Return each line of the data below verbatim; pictures are to be left out.

EXTRACTED INFORMATION ▸
──────
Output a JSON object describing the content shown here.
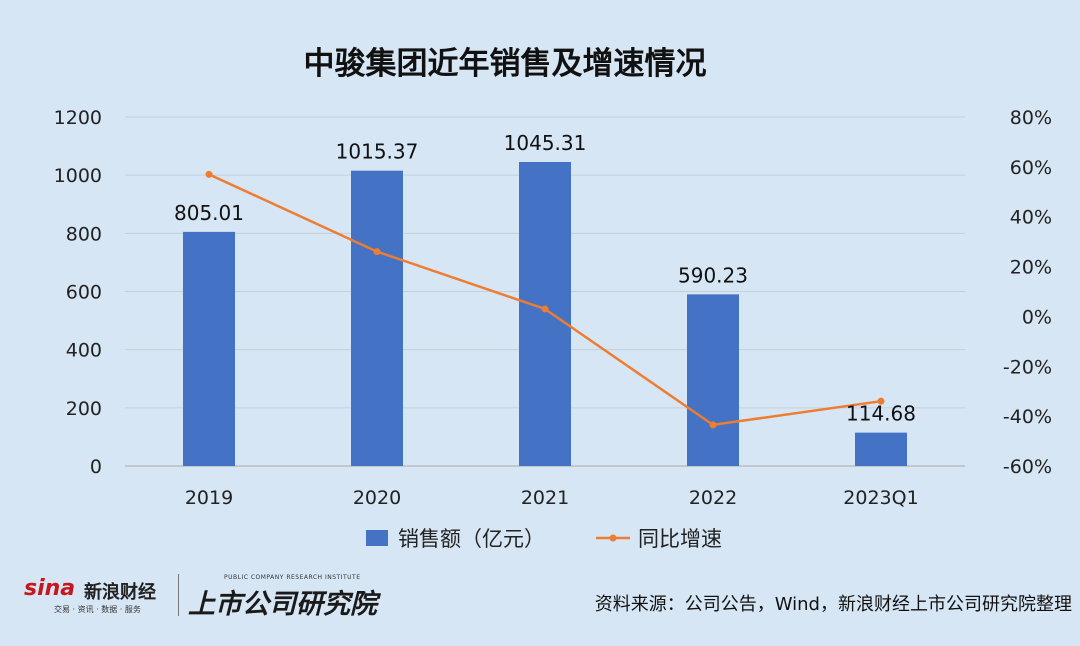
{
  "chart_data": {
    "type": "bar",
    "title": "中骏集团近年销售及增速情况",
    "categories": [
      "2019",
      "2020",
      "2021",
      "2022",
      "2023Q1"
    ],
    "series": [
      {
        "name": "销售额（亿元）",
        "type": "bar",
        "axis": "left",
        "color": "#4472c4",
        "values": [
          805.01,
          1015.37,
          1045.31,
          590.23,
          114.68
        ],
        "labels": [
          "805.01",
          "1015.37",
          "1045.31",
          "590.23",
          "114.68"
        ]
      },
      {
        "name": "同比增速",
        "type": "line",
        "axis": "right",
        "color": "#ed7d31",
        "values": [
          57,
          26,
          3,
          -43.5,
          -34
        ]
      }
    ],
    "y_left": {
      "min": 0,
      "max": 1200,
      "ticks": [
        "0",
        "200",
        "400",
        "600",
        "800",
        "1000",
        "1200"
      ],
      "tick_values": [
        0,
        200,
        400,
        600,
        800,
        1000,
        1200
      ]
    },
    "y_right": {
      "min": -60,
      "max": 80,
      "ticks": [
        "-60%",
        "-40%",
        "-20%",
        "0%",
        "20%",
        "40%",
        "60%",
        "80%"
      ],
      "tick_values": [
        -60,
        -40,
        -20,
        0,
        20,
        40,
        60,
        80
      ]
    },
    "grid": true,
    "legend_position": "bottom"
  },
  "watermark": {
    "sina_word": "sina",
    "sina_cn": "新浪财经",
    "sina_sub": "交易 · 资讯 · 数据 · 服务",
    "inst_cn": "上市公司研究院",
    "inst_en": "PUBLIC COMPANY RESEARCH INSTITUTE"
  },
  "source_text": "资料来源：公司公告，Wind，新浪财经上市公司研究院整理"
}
──────
COMPLETE RESPONSE ▸
Output a JSON object describing the content shown here.
{
  "chart_data": {
    "type": "bar",
    "title": "中骏集团近年销售及增速情况",
    "categories": [
      "2019",
      "2020",
      "2021",
      "2022",
      "2023Q1"
    ],
    "series": [
      {
        "name": "销售额（亿元）",
        "type": "bar",
        "axis": "left",
        "color": "#4472c4",
        "values": [
          805.01,
          1015.37,
          1045.31,
          590.23,
          114.68
        ],
        "labels": [
          "805.01",
          "1015.37",
          "1045.31",
          "590.23",
          "114.68"
        ]
      },
      {
        "name": "同比增速",
        "type": "line",
        "axis": "right",
        "color": "#ed7d31",
        "values": [
          57,
          26,
          3,
          -43.5,
          -34
        ]
      }
    ],
    "y_left": {
      "min": 0,
      "max": 1200,
      "ticks": [
        "0",
        "200",
        "400",
        "600",
        "800",
        "1000",
        "1200"
      ],
      "tick_values": [
        0,
        200,
        400,
        600,
        800,
        1000,
        1200
      ]
    },
    "y_right": {
      "min": -60,
      "max": 80,
      "ticks": [
        "-60%",
        "-40%",
        "-20%",
        "0%",
        "20%",
        "40%",
        "60%",
        "80%"
      ],
      "tick_values": [
        -60,
        -40,
        -20,
        0,
        20,
        40,
        60,
        80
      ]
    },
    "grid": true,
    "legend_position": "bottom"
  },
  "watermark": {
    "sina_word": "sina",
    "sina_cn": "新浪财经",
    "sina_sub": "交易 · 资讯 · 数据 · 服务",
    "inst_cn": "上市公司研究院",
    "inst_en": "PUBLIC COMPANY RESEARCH INSTITUTE"
  },
  "source_text": "资料来源：公司公告，Wind，新浪财经上市公司研究院整理"
}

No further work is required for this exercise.